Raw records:

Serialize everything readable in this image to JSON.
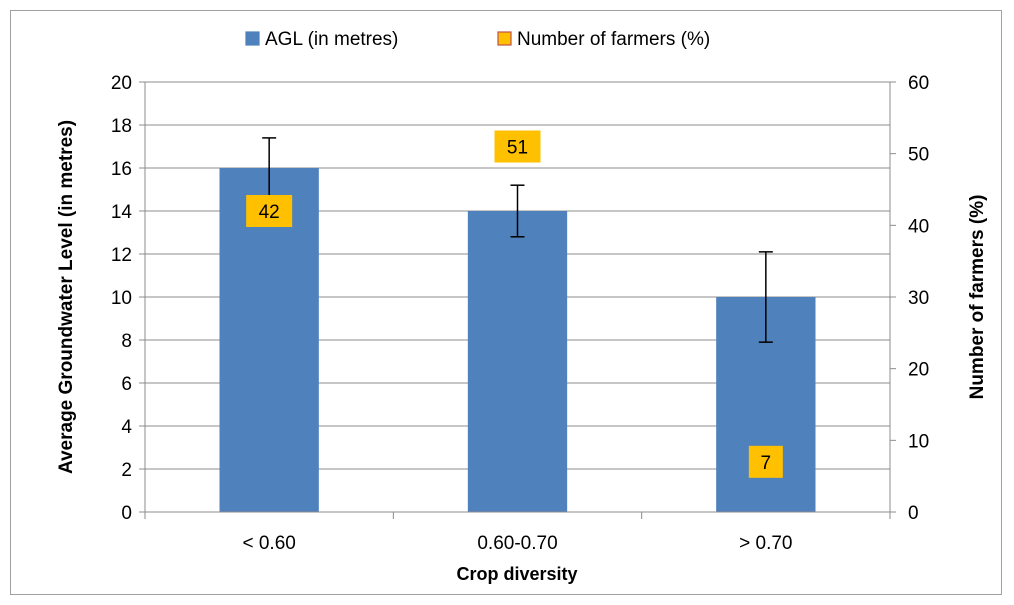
{
  "chart_data": {
    "type": "bar",
    "categories": [
      "< 0.60",
      "0.60-0.70",
      "> 0.70"
    ],
    "xlabel": "Crop diversity",
    "ylabel": "Average Groundwater Level (in metres)",
    "y2label": "Number of farmers (%)",
    "ylim": [
      0,
      20
    ],
    "y2lim": [
      0,
      60
    ],
    "yticks": [
      0,
      2,
      4,
      6,
      8,
      10,
      12,
      14,
      16,
      18,
      20
    ],
    "y2ticks": [
      0,
      10,
      20,
      30,
      40,
      50,
      60
    ],
    "grid": true,
    "legend_position": "top",
    "series": [
      {
        "name": "AGL (in metres)",
        "axis": "left",
        "values": [
          16,
          14,
          10
        ],
        "error_low": [
          14.3,
          12.8,
          7.9
        ],
        "error_high": [
          17.4,
          15.2,
          12.1
        ],
        "color": "#4f81bd"
      },
      {
        "name": "Number of farmers (%)",
        "axis": "right",
        "display": "data-label",
        "values": [
          42,
          51,
          7
        ],
        "color": "#ffc000"
      }
    ]
  }
}
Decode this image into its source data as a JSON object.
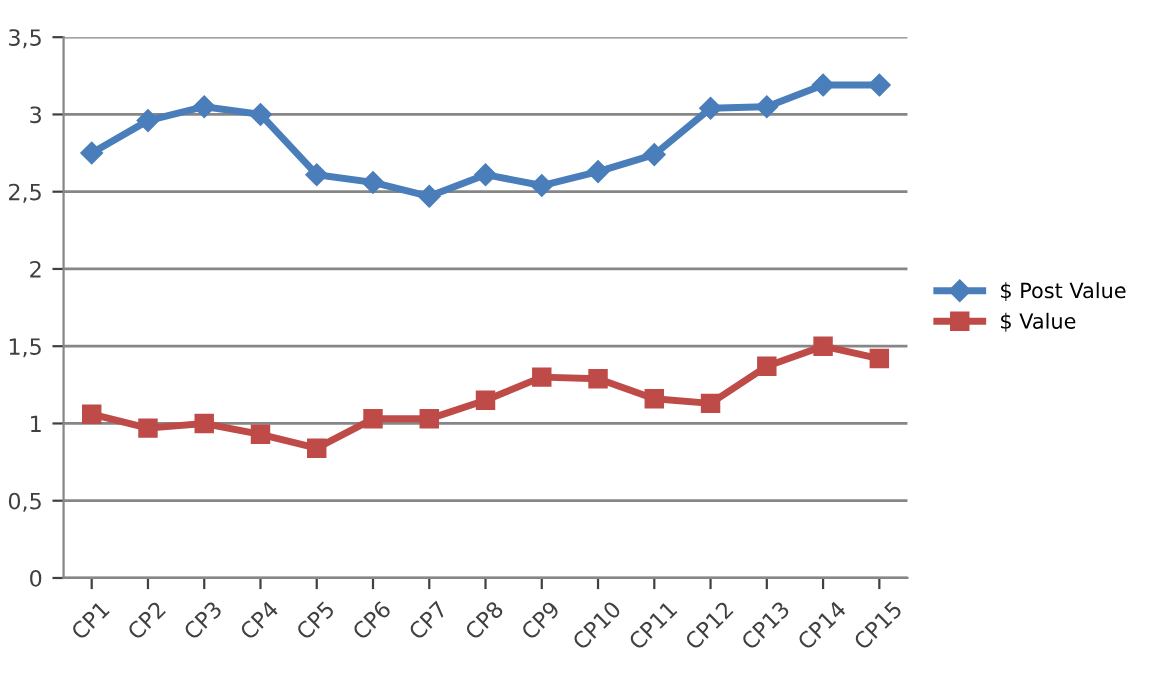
{
  "chart_data": {
    "type": "line",
    "categories": [
      "CP1",
      "CP2",
      "CP3",
      "CP4",
      "CP5",
      "CP6",
      "CP7",
      "CP8",
      "CP9",
      "CP10",
      "CP11",
      "CP12",
      "CP13",
      "CP14",
      "CP15"
    ],
    "series": [
      {
        "name": "$ Post Value",
        "color": "#4a7ebb",
        "marker": "diamond",
        "values": [
          2.75,
          2.96,
          3.05,
          3.0,
          2.61,
          2.56,
          2.47,
          2.61,
          2.54,
          2.63,
          2.74,
          3.04,
          3.05,
          3.19,
          3.19
        ]
      },
      {
        "name": "$ Value",
        "color": "#be4b48",
        "marker": "square",
        "values": [
          1.06,
          0.97,
          1.0,
          0.93,
          0.84,
          1.03,
          1.03,
          1.15,
          1.3,
          1.29,
          1.16,
          1.13,
          1.37,
          1.5,
          1.42
        ]
      }
    ],
    "ylim": [
      0,
      3.5
    ],
    "yticks": [
      0,
      {
        "value": 0.5,
        "label": "0,5"
      },
      1,
      {
        "value": 1.5,
        "label": "1,5"
      },
      2,
      {
        "value": 2.5,
        "label": "2,5"
      },
      3,
      {
        "value": 3.5,
        "label": "3,5"
      }
    ],
    "grid": "y",
    "legend": "right",
    "line_style": "solid"
  }
}
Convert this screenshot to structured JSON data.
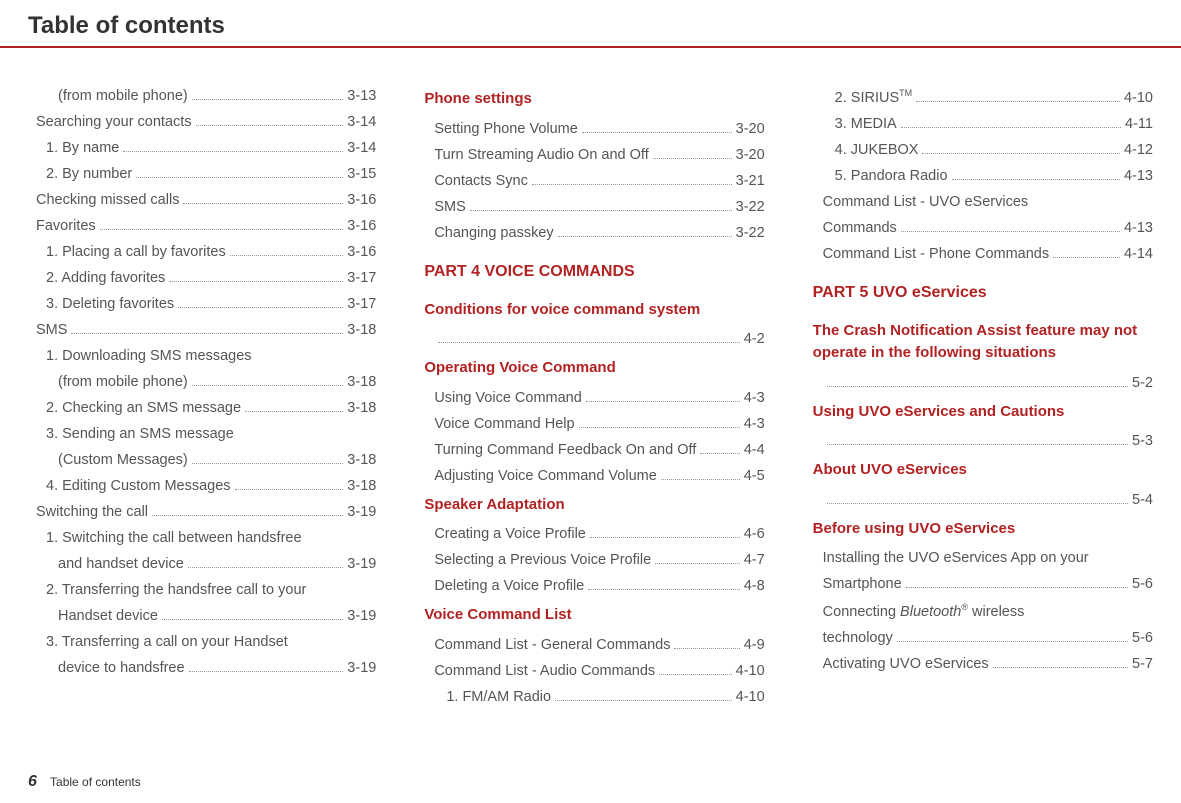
{
  "meta": {
    "title": "Table of contents",
    "footer_page": "6",
    "footer_text": "Table of contents",
    "rule_color": "#b22222"
  },
  "col1": [
    {
      "label": "(from mobile phone)",
      "page": "3-13",
      "indent": 2
    },
    {
      "label": "Searching your contacts",
      "page": "3-14",
      "indent": 0
    },
    {
      "label": "1. By name",
      "page": "3-14",
      "indent": 1
    },
    {
      "label": "2. By number",
      "page": "3-15",
      "indent": 1
    },
    {
      "label": "Checking missed calls",
      "page": "3-16",
      "indent": 0
    },
    {
      "label": "Favorites",
      "page": "3-16",
      "indent": 0
    },
    {
      "label": "1. Placing a call by favorites",
      "page": "3-16",
      "indent": 1
    },
    {
      "label": "2. Adding favorites",
      "page": "3-17",
      "indent": 1
    },
    {
      "label": "3. Deleting favorites",
      "page": "3-17",
      "indent": 1
    },
    {
      "label": "SMS",
      "page": "3-18",
      "indent": 0
    },
    {
      "label": "1. Downloading SMS messages",
      "indent": 1,
      "nopage": true
    },
    {
      "label": "(from mobile phone)",
      "page": "3-18",
      "indent": 2
    },
    {
      "label": "2. Checking an SMS message",
      "page": "3-18",
      "indent": 1
    },
    {
      "label": "3. Sending an SMS message",
      "indent": 1,
      "nopage": true
    },
    {
      "label": "(Custom Messages)",
      "page": "3-18",
      "indent": 2
    },
    {
      "label": "4. Editing Custom Messages",
      "page": "3-18",
      "indent": 1
    },
    {
      "label": "Switching the call",
      "page": "3-19",
      "indent": 0
    },
    {
      "label": "1. Switching the call between handsfree",
      "indent": 1,
      "nopage": true
    },
    {
      "label": "and handset device",
      "page": "3-19",
      "indent": 2
    },
    {
      "label": "2. Transferring the handsfree call to your",
      "indent": 1,
      "nopage": true
    },
    {
      "label": "Handset device",
      "page": "3-19",
      "indent": 2
    },
    {
      "label": "3. Transferring a call on your Handset",
      "indent": 1,
      "nopage": true
    },
    {
      "label": "device to handsfree",
      "page": "3-19",
      "indent": 2
    }
  ],
  "col2": {
    "sections": [
      {
        "type": "heading",
        "text": "Phone settings"
      },
      {
        "type": "line",
        "label": "Setting Phone Volume",
        "page": "3-20",
        "indent": 1
      },
      {
        "type": "line",
        "label": "Turn Streaming Audio On and Off",
        "page": "3-20",
        "indent": 1
      },
      {
        "type": "line",
        "label": "Contacts Sync",
        "page": "3-21",
        "indent": 1
      },
      {
        "type": "line",
        "label": "SMS",
        "page": "3-22",
        "indent": 1
      },
      {
        "type": "line",
        "label": "Changing passkey",
        "page": "3-22",
        "indent": 1
      },
      {
        "type": "part",
        "text": "PART 4   VOICE COMMANDS"
      },
      {
        "type": "heading",
        "text": "Conditions for voice command system"
      },
      {
        "type": "pageonly",
        "page": "4-2",
        "indent": 1
      },
      {
        "type": "heading",
        "text": "Operating Voice Command"
      },
      {
        "type": "line",
        "label": "Using Voice Command",
        "page": "4-3",
        "indent": 1
      },
      {
        "type": "line",
        "label": "Voice Command Help",
        "page": "4-3",
        "indent": 1
      },
      {
        "type": "line",
        "label": "Turning Command Feedback On and Off",
        "page": "4-4",
        "indent": 1
      },
      {
        "type": "line",
        "label": "Adjusting Voice Command Volume",
        "page": "4-5",
        "indent": 1
      },
      {
        "type": "heading",
        "text": "Speaker Adaptation"
      },
      {
        "type": "line",
        "label": "Creating a Voice Profile",
        "page": "4-6",
        "indent": 1
      },
      {
        "type": "line",
        "label": "Selecting a Previous Voice Profile",
        "page": "4-7",
        "indent": 1
      },
      {
        "type": "line",
        "label": "Deleting a Voice Profile",
        "page": "4-8",
        "indent": 1
      },
      {
        "type": "heading",
        "text": "Voice Command List"
      },
      {
        "type": "line",
        "label": "Command List - General Commands",
        "page": "4-9",
        "indent": 1
      },
      {
        "type": "line",
        "label": "Command List - Audio Commands",
        "page": "4-10",
        "indent": 1
      },
      {
        "type": "line",
        "label": "1. FM/AM Radio",
        "page": "4-10",
        "indent": 2
      }
    ]
  },
  "col3": {
    "sections": [
      {
        "type": "line",
        "label": "2. SIRIUS",
        "sup": "TM",
        "page": "4-10",
        "indent": 2
      },
      {
        "type": "line",
        "label": "3. MEDIA",
        "page": "4-11",
        "indent": 2
      },
      {
        "type": "line",
        "label": "4. JUKEBOX",
        "page": "4-12",
        "indent": 2
      },
      {
        "type": "line",
        "label": "5. Pandora Radio",
        "page": "4-13",
        "indent": 2
      },
      {
        "type": "line",
        "label": "Command List - UVO eServices",
        "indent": 1,
        "nopage": true
      },
      {
        "type": "line",
        "label": "Commands",
        "page": "4-13",
        "indent": 1
      },
      {
        "type": "line",
        "label": "Command List - Phone Commands",
        "page": "4-14",
        "indent": 1
      },
      {
        "type": "part",
        "text": "PART 5  UVO eServices"
      },
      {
        "type": "heading",
        "text": "The Crash Notification Assist feature may not operate in the following situations"
      },
      {
        "type": "pageonly",
        "page": "5-2",
        "indent": 1
      },
      {
        "type": "heading",
        "text": "Using UVO eServices and Cautions"
      },
      {
        "type": "pageonly",
        "page": "5-3",
        "indent": 1
      },
      {
        "type": "heading",
        "text": "About UVO eServices"
      },
      {
        "type": "pageonly",
        "page": "5-4",
        "indent": 1
      },
      {
        "type": "heading",
        "text": "Before using UVO eServices"
      },
      {
        "type": "line",
        "label": "Installing the UVO eServices App on your",
        "indent": 1,
        "nopage": true
      },
      {
        "type": "line",
        "label": "Smartphone",
        "page": "5-6",
        "indent": 1
      },
      {
        "type": "bt_line",
        "prefix": "Connecting ",
        "ital": "Bluetooth",
        "sup": "®",
        "suffix": " wireless",
        "indent": 1,
        "nopage": true
      },
      {
        "type": "line",
        "label": "technology",
        "page": "5-6",
        "indent": 1
      },
      {
        "type": "line",
        "label": "Activating UVO eServices",
        "page": "5-7",
        "indent": 1
      }
    ]
  }
}
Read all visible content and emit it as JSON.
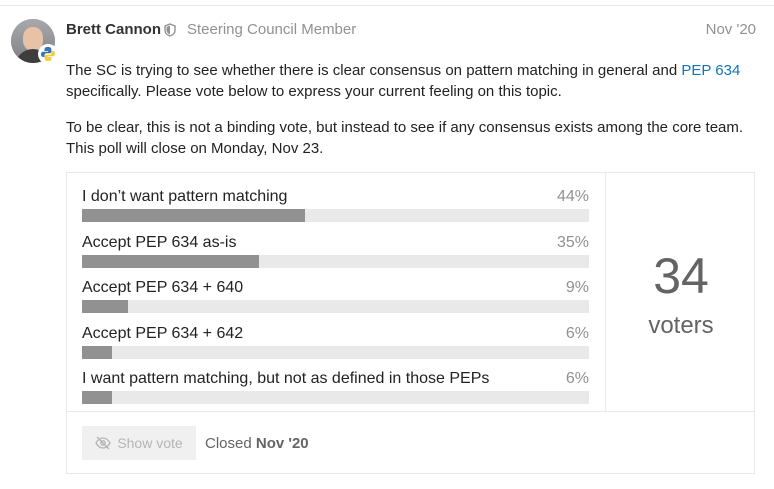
{
  "post": {
    "author": "Brett Cannon",
    "user_title": "Steering Council Member",
    "date": "Nov '20",
    "para1_a": "The SC is trying to see whether there is clear consensus on pattern matching in general and ",
    "para1_link": "PEP 634",
    "para1_b": " specifically. Please vote below to express your current feeling on this topic.",
    "para2": "To be clear, this is not a binding vote, but instead to see if any consensus exists among the core team. This poll will close on Monday, Nov 23."
  },
  "poll": {
    "options": [
      {
        "label": "I don’t want pattern matching",
        "percent": "44%",
        "value": 44
      },
      {
        "label": "Accept PEP 634 as-is",
        "percent": "35%",
        "value": 35
      },
      {
        "label": "Accept PEP 634 + 640",
        "percent": "9%",
        "value": 9
      },
      {
        "label": "Accept PEP 634 + 642",
        "percent": "6%",
        "value": 6
      },
      {
        "label": "I want pattern matching, but not as defined in those PEPs",
        "percent": "6%",
        "value": 6
      }
    ],
    "voters_count": "34",
    "voters_label": "voters",
    "show_vote_label": "Show vote",
    "closed_label": "Closed",
    "closed_date": "Nov '20"
  },
  "colors": {
    "link": "#0e76bd",
    "bar_fill": "#919191",
    "bar_track": "#e9e9e9",
    "python_blue": "#3a75b0",
    "python_yellow": "#f5cf3b"
  },
  "icons": {
    "user_badge": "python-logo-icon",
    "title_badge": "shield-icon",
    "show_vote": "eye-slash-icon"
  }
}
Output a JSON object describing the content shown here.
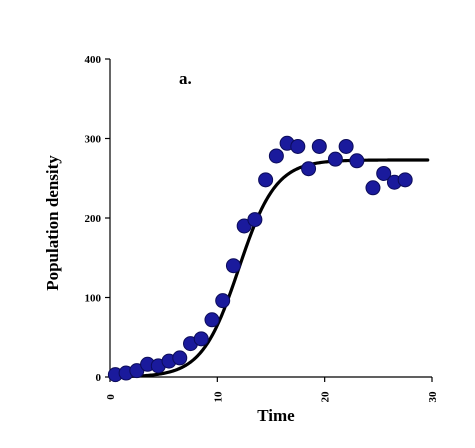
{
  "chart_data": {
    "type": "scatter",
    "title": "",
    "panel_label": "a.",
    "xlabel": "Time",
    "ylabel": "Population density",
    "xlim": [
      0,
      30
    ],
    "ylim": [
      0,
      400
    ],
    "x_ticks": [
      0,
      10,
      20,
      30
    ],
    "x_tick_labels": [
      "0",
      "10",
      "20",
      "30"
    ],
    "y_ticks": [
      0,
      100,
      200,
      300,
      400
    ],
    "y_tick_labels": [
      "0",
      "100",
      "200",
      "300",
      "400"
    ],
    "grid": false,
    "legend": "none",
    "point_color": "#1a1a9c",
    "point_edge_color": "#0c0c5a",
    "curve_color": "#000000",
    "series": [
      {
        "type": "scatter",
        "x": [
          0.5,
          1.5,
          2.5,
          3.5,
          4.5,
          5.5,
          6.5,
          7.5,
          8.5,
          9.5,
          10.5,
          11.5,
          12.5,
          13.5,
          14.5,
          15.5,
          16.5,
          17.5,
          18.5,
          19.5,
          21,
          22,
          23,
          24.5,
          25.5,
          26.5,
          27.5
        ],
        "y": [
          3,
          5,
          8,
          16,
          14,
          20,
          24,
          42,
          48,
          72,
          96,
          140,
          190,
          198,
          248,
          278,
          294,
          290,
          262,
          290,
          274,
          290,
          272,
          238,
          256,
          245,
          248
        ]
      },
      {
        "type": "line",
        "model": "logistic",
        "K": 273,
        "r": 0.58,
        "t0": 12
      }
    ]
  }
}
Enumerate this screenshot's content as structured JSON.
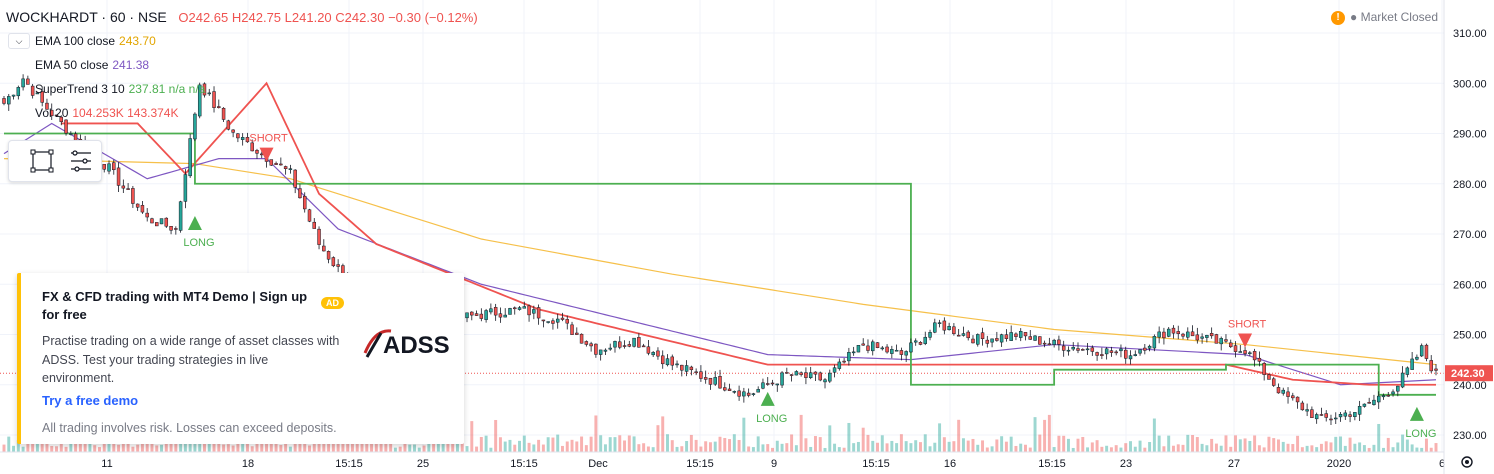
{
  "header": {
    "symbol": "WOCKHARDT · 60 · NSE",
    "open": "O242.65",
    "high": "H242.75",
    "low": "L241.20",
    "close": "C242.30",
    "change": "−0.30 (−0.12%)"
  },
  "market_status": {
    "icon": "warning-icon",
    "label": "Market Closed"
  },
  "indicators": [
    {
      "label": "EMA 100 close",
      "value": "243.70",
      "color": "#e2a500"
    },
    {
      "label": "EMA 50 close",
      "value": "241.38",
      "color": "#7e57c2"
    },
    {
      "label": "SuperTrend 3 10",
      "value": "237.81 n/a n/a",
      "color": "#4caf50"
    },
    {
      "label": "Vol 20",
      "value": "104.253K 143.374K",
      "color": "#ff9800"
    }
  ],
  "ad": {
    "badge": "AD",
    "title": "FX & CFD trading with MT4 Demo | Sign up for free",
    "description": "Practise trading on a wide range of asset classes with ADSS. Test your trading strategies in live environment.",
    "link": "Try a free demo",
    "disclaimer": "All trading involves risk. Losses can exceed deposits.",
    "logo_text": "ADSS"
  },
  "chart_data": {
    "type": "candlestick",
    "symbol": "WOCKHARDT",
    "interval": "60",
    "exchange": "NSE",
    "y_axis": {
      "ticks": [
        230,
        240,
        250,
        260,
        270,
        280,
        290,
        300,
        310
      ],
      "ylim": [
        226,
        314
      ]
    },
    "x_axis": {
      "ticks": [
        "11",
        "18",
        "15:15",
        "25",
        "15:15",
        "Dec",
        "15:15",
        "9",
        "15:15",
        "16",
        "15:15",
        "23",
        "27",
        "2020",
        "6"
      ]
    },
    "last_price": "242.30",
    "anchors": [
      [
        0,
        296
      ],
      [
        4,
        301
      ],
      [
        8,
        296
      ],
      [
        14,
        290
      ],
      [
        22,
        283
      ],
      [
        30,
        273
      ],
      [
        36,
        271
      ],
      [
        41,
        300
      ],
      [
        48,
        290
      ],
      [
        54,
        286
      ],
      [
        60,
        282
      ],
      [
        66,
        268
      ],
      [
        74,
        258
      ],
      [
        80,
        257
      ],
      [
        86,
        255
      ],
      [
        94,
        253
      ],
      [
        100,
        254
      ],
      [
        108,
        255
      ],
      [
        116,
        253
      ],
      [
        124,
        247
      ],
      [
        132,
        249
      ],
      [
        140,
        244
      ],
      [
        148,
        241
      ],
      [
        156,
        238
      ],
      [
        164,
        242
      ],
      [
        172,
        241
      ],
      [
        180,
        248
      ],
      [
        188,
        246
      ],
      [
        196,
        252
      ],
      [
        204,
        249
      ],
      [
        212,
        250
      ],
      [
        220,
        248
      ],
      [
        228,
        247
      ],
      [
        236,
        246
      ],
      [
        244,
        251
      ],
      [
        252,
        249
      ],
      [
        260,
        247
      ],
      [
        268,
        238
      ],
      [
        276,
        233
      ],
      [
        284,
        235
      ],
      [
        292,
        240
      ],
      [
        297,
        247
      ],
      [
        300,
        242
      ]
    ],
    "ema100": [
      [
        0,
        285
      ],
      [
        40,
        284
      ],
      [
        60,
        281
      ],
      [
        100,
        269
      ],
      [
        140,
        262
      ],
      [
        180,
        256
      ],
      [
        220,
        251
      ],
      [
        260,
        248
      ],
      [
        300,
        244
      ]
    ],
    "ema50": [
      [
        0,
        286
      ],
      [
        10,
        292
      ],
      [
        30,
        281
      ],
      [
        45,
        285
      ],
      [
        55,
        285
      ],
      [
        70,
        271
      ],
      [
        100,
        260
      ],
      [
        130,
        253
      ],
      [
        160,
        246
      ],
      [
        190,
        245
      ],
      [
        220,
        248
      ],
      [
        260,
        246
      ],
      [
        280,
        240
      ],
      [
        300,
        241
      ]
    ],
    "supertrend_short": [
      [
        12,
        292
      ],
      [
        28,
        292
      ],
      [
        38,
        282
      ],
      [
        55,
        300
      ],
      [
        66,
        278
      ],
      [
        78,
        268
      ],
      [
        112,
        255
      ],
      [
        160,
        244
      ],
      [
        220,
        244
      ],
      [
        256,
        244
      ],
      [
        270,
        241
      ],
      [
        286,
        240
      ],
      [
        300,
        240
      ]
    ],
    "supertrend_long": [
      [
        0,
        290
      ],
      [
        12,
        290
      ],
      [
        40,
        280
      ],
      [
        66,
        280
      ],
      [
        190,
        240
      ],
      [
        220,
        243
      ],
      [
        256,
        244
      ],
      [
        288,
        238
      ],
      [
        300,
        238
      ]
    ],
    "signals": [
      {
        "type": "long",
        "label": "LONG",
        "bar": 40,
        "price": 272
      },
      {
        "type": "short",
        "label": "SHORT",
        "bar": 55,
        "price": 286
      },
      {
        "type": "long",
        "label": "LONG",
        "bar": 160,
        "price": 237
      },
      {
        "type": "short",
        "label": "SHORT",
        "bar": 260,
        "price": 249
      },
      {
        "type": "long",
        "label": "LONG",
        "bar": 296,
        "price": 234
      }
    ],
    "colors": {
      "up": "#26a69a",
      "down": "#ef5350",
      "ema100": "#f6c04a",
      "ema50": "#7e57c2",
      "st_short": "#ef5350",
      "st_long": "#4caf50"
    }
  }
}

=== EXERCISE GOAL ===
Pull every line containing "Deleting" out of the records.

=== FINISHED TASK ===
      "label": "3. Deleting favorites",
        "label": "Deleting a Voice Profile",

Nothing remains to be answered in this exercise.